Required work: Scan the data below for lines containing the string "Number" and give only how many there are.

Working data:
- Opening Delimiter -

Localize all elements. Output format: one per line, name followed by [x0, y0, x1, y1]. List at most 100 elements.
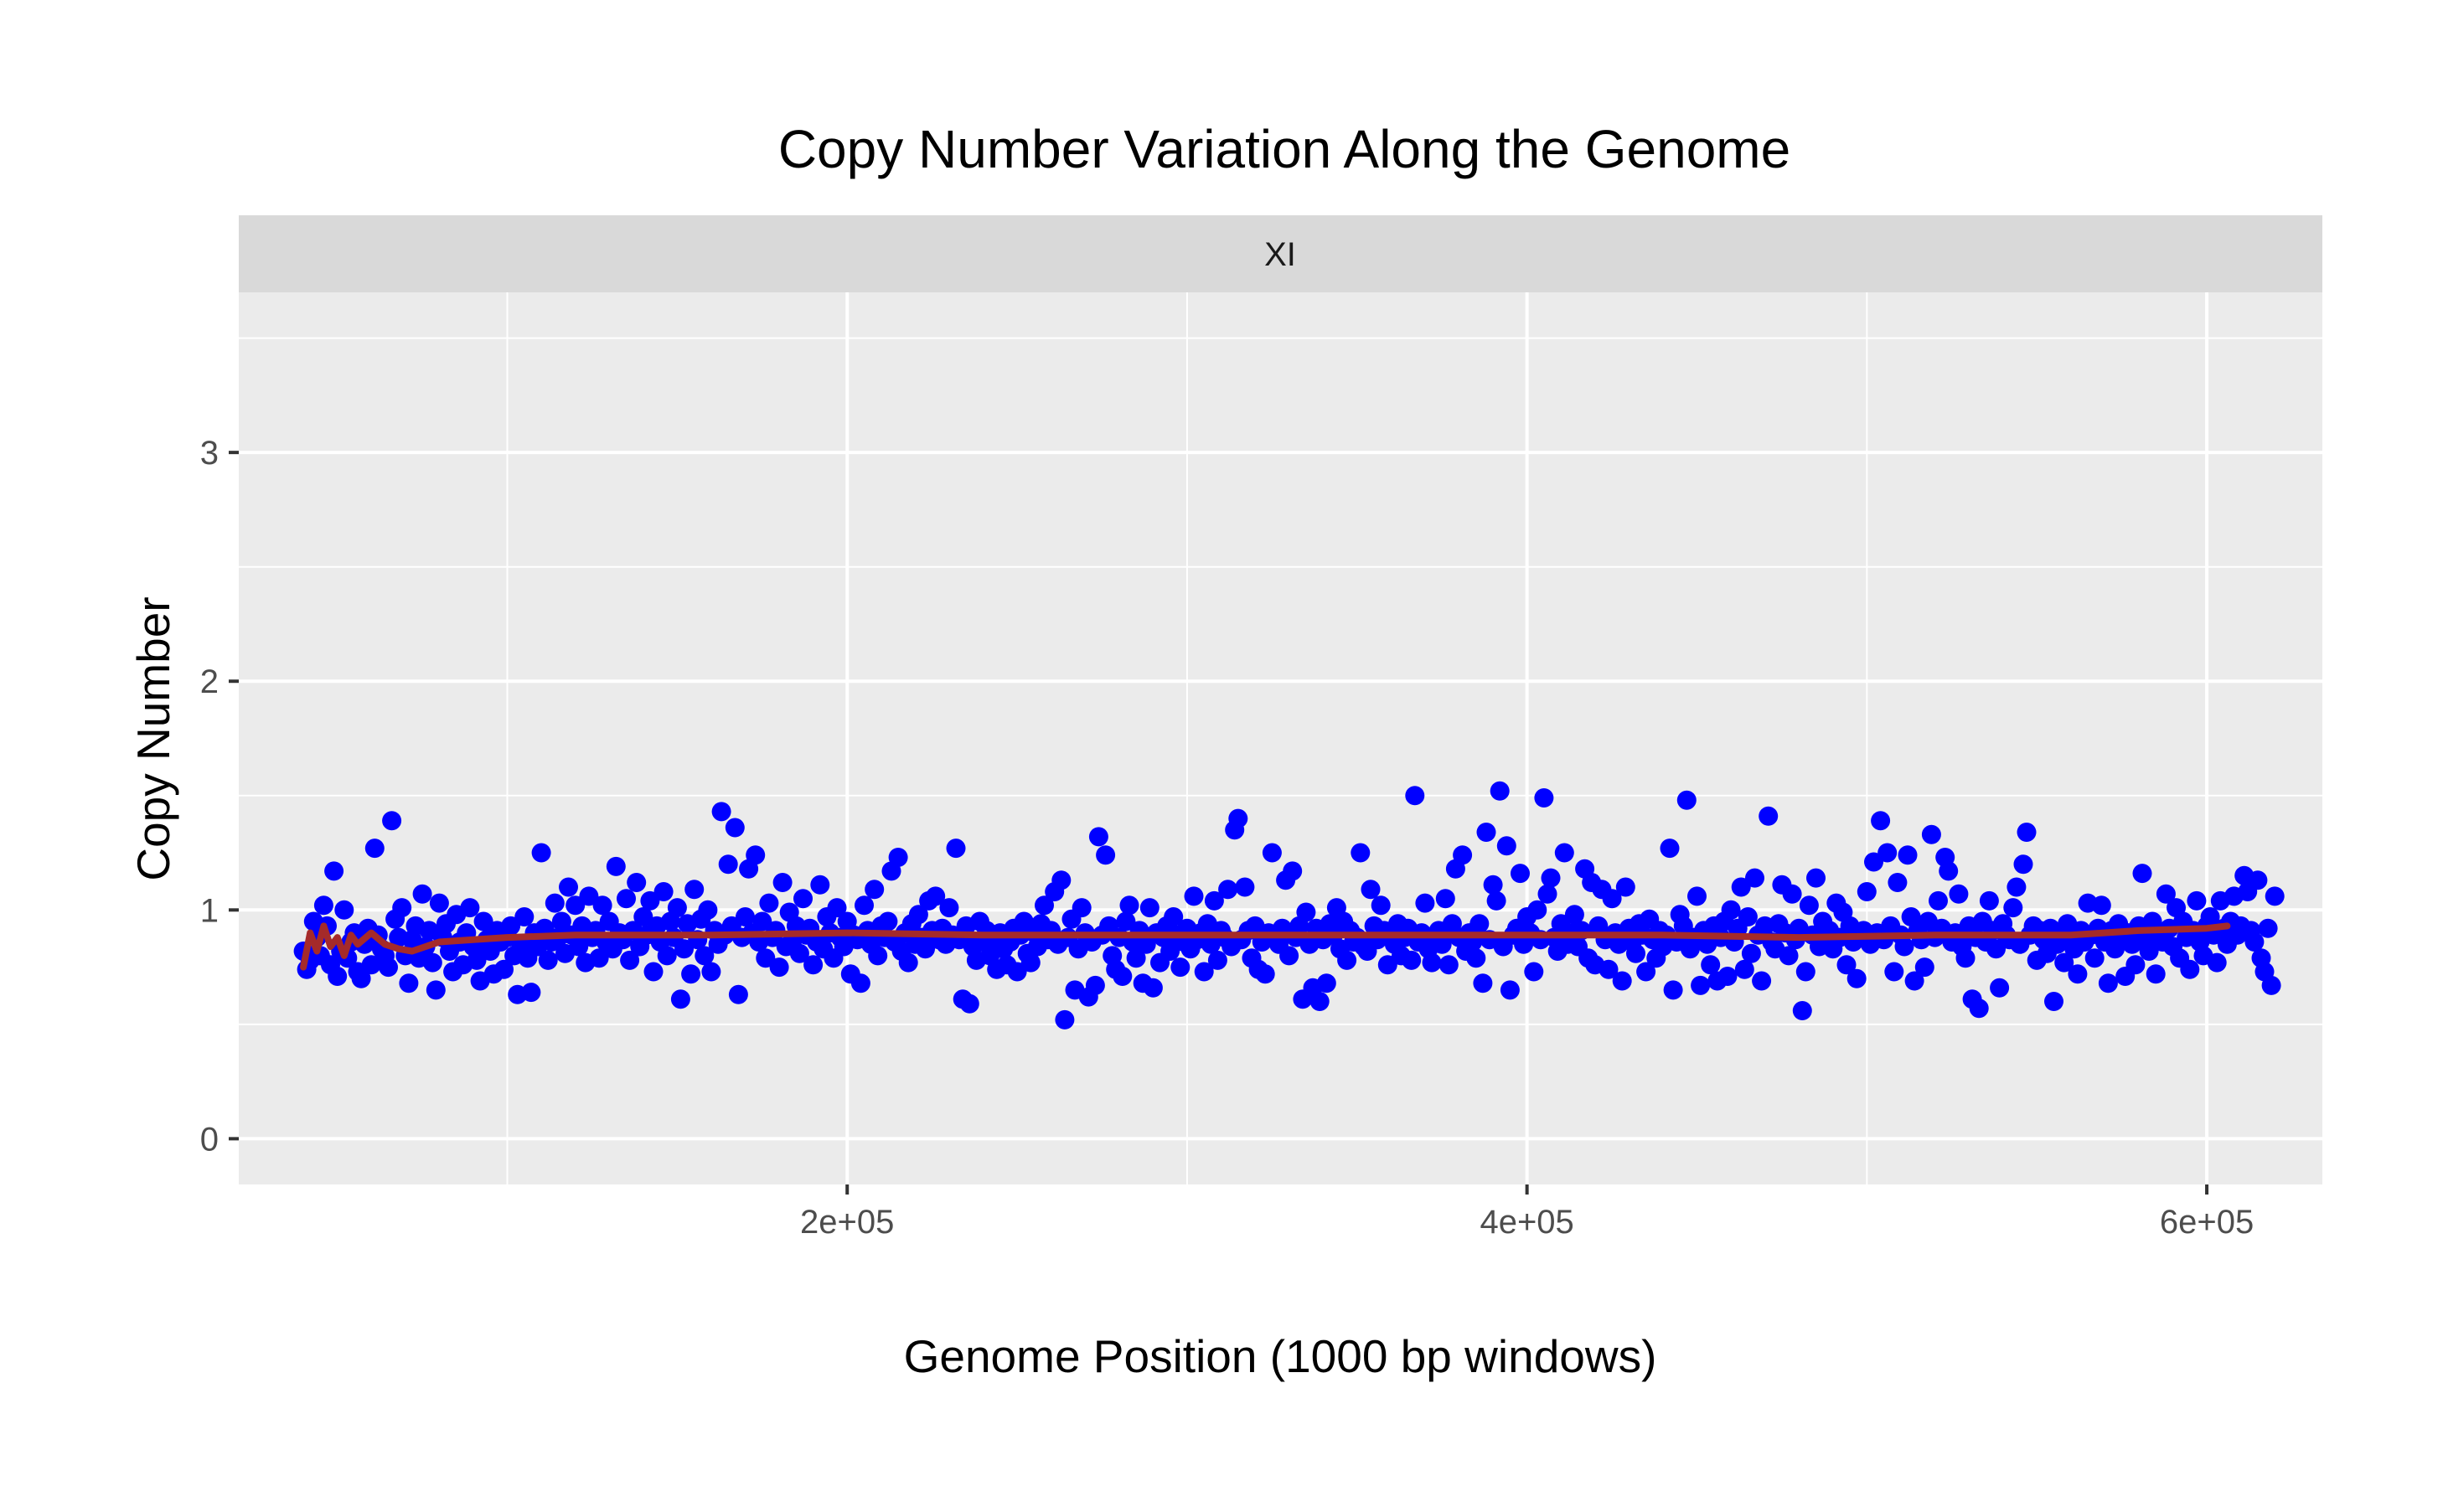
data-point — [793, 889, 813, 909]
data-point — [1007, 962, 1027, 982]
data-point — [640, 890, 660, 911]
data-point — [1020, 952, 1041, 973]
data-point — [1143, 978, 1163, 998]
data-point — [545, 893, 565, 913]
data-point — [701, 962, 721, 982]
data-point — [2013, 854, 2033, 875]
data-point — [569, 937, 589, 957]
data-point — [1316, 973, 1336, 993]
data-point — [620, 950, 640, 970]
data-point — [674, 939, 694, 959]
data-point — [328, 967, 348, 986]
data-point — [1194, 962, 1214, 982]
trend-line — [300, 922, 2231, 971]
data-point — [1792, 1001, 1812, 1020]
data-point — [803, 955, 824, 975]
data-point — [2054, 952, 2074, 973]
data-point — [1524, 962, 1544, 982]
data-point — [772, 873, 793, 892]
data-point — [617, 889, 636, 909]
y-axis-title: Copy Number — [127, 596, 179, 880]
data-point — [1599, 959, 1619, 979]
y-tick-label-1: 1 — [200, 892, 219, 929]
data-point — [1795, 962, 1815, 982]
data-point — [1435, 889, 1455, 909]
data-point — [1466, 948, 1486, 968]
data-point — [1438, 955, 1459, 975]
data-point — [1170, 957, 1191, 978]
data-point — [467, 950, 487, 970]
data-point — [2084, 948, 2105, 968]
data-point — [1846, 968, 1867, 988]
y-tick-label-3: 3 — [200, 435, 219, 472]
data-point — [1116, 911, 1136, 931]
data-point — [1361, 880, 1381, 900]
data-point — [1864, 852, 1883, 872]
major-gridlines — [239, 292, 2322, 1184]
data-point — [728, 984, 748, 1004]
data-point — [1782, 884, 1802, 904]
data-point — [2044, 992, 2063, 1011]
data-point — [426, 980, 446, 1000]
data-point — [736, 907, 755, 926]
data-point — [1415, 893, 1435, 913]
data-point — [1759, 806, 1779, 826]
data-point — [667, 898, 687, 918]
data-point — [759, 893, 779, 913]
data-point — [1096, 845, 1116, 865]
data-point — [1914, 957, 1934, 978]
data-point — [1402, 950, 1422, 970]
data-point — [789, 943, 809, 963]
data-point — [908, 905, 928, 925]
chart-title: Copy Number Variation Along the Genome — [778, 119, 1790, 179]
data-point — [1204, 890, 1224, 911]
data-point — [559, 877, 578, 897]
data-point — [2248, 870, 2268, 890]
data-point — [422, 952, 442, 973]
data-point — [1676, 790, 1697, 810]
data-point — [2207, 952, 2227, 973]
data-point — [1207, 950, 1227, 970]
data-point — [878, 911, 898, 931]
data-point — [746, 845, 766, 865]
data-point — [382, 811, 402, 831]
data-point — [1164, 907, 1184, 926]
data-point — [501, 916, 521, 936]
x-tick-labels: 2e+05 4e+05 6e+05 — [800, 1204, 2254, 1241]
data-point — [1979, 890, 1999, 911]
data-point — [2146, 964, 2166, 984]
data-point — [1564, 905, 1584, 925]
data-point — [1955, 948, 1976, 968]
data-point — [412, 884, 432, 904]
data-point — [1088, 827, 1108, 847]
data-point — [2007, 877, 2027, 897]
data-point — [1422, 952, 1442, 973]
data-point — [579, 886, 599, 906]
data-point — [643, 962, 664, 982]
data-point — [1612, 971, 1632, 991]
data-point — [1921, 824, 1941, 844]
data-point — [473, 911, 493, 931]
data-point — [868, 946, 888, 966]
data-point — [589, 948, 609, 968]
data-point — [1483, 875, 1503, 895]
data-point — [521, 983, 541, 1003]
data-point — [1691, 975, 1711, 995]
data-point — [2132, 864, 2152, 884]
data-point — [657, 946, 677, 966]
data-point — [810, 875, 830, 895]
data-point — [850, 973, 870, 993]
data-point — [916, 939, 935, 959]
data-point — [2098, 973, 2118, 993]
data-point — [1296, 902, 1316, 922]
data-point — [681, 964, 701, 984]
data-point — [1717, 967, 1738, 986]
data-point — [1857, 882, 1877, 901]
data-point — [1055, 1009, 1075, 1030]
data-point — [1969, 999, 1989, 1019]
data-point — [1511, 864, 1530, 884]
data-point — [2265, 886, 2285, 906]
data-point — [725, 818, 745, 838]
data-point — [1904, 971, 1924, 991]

- Closing Delimiter -

Solution to this task: 2